What you will do: Pull every line that holds the word "apple" from the entries.

--- Start Provided material ---

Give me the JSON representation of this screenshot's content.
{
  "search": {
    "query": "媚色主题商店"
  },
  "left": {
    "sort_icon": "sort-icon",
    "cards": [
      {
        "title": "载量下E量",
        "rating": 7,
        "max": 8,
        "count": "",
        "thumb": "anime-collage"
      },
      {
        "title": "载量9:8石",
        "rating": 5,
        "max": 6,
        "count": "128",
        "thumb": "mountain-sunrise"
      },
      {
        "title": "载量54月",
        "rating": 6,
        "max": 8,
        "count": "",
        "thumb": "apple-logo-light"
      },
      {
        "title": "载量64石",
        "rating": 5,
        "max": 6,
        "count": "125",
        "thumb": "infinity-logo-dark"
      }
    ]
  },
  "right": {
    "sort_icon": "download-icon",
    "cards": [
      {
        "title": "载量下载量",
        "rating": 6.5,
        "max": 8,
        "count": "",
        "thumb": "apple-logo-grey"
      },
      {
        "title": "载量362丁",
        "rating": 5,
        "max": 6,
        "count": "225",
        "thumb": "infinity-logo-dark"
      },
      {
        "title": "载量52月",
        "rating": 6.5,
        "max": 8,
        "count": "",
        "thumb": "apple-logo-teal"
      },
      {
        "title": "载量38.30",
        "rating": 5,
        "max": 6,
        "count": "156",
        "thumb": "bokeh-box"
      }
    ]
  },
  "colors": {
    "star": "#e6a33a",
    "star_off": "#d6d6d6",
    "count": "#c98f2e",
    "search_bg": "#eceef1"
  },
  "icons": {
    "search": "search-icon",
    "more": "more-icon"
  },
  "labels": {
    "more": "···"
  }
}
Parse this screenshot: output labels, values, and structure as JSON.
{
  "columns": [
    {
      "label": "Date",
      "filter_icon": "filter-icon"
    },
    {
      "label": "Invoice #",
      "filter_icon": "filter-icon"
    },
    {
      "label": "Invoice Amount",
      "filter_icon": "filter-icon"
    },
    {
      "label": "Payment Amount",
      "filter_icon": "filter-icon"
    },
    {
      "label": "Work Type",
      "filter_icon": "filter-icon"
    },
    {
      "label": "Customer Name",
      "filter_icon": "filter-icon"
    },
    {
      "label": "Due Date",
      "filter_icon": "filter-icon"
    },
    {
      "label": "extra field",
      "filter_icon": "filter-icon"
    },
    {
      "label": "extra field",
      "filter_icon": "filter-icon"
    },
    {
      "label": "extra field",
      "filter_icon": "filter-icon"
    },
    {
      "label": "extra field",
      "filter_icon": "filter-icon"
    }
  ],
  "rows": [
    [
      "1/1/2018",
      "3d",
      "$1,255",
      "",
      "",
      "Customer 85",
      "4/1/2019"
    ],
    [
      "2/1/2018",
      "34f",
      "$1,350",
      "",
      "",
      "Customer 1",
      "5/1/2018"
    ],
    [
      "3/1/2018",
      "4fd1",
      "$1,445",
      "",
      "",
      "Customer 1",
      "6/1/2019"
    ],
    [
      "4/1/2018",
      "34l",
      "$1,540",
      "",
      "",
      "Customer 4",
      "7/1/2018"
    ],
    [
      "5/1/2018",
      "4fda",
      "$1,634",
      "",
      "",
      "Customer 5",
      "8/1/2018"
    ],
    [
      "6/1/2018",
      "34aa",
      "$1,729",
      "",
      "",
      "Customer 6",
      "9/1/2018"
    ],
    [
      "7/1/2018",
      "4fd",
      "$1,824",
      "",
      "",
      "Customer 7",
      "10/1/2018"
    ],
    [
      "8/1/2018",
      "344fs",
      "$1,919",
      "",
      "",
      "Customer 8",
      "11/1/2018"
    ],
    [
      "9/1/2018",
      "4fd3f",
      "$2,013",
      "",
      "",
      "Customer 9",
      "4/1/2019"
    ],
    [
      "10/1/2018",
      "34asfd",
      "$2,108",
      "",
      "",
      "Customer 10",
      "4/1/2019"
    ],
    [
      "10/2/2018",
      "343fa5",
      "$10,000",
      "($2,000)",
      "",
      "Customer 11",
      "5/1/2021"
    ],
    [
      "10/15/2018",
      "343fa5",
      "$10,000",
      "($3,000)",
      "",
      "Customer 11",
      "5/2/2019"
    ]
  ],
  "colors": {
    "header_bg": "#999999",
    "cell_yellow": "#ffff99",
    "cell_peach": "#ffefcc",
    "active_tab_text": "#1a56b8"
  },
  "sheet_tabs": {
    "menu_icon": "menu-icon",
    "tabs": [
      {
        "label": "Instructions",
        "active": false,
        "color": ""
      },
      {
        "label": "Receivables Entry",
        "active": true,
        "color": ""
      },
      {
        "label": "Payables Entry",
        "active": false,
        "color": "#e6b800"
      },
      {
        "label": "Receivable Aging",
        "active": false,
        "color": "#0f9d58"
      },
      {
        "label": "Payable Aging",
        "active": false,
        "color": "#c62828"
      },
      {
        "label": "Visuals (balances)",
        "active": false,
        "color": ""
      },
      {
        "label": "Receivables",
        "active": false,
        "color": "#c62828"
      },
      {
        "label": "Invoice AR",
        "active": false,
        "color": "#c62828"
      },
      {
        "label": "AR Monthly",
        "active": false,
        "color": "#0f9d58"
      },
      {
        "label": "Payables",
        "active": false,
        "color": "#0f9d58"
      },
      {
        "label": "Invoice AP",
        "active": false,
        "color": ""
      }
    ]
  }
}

--- End Provided material ---

The answer:
        "thumb": "apple-logo-light"
        "thumb": "apple-logo-grey"
        "thumb": "apple-logo-teal"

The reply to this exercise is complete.